■ **EXERCISE**: Of the lines in this listing, how many contain the word "March"? Give the number and nothing else.

>> BEGIN MATERIAL SHOWN

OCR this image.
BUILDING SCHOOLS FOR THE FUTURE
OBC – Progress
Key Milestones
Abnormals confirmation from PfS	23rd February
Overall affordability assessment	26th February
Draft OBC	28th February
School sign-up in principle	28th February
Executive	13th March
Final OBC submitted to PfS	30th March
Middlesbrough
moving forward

>> END MATERIAL SHOWN

■ **EXERCISE OUTPUT**: 2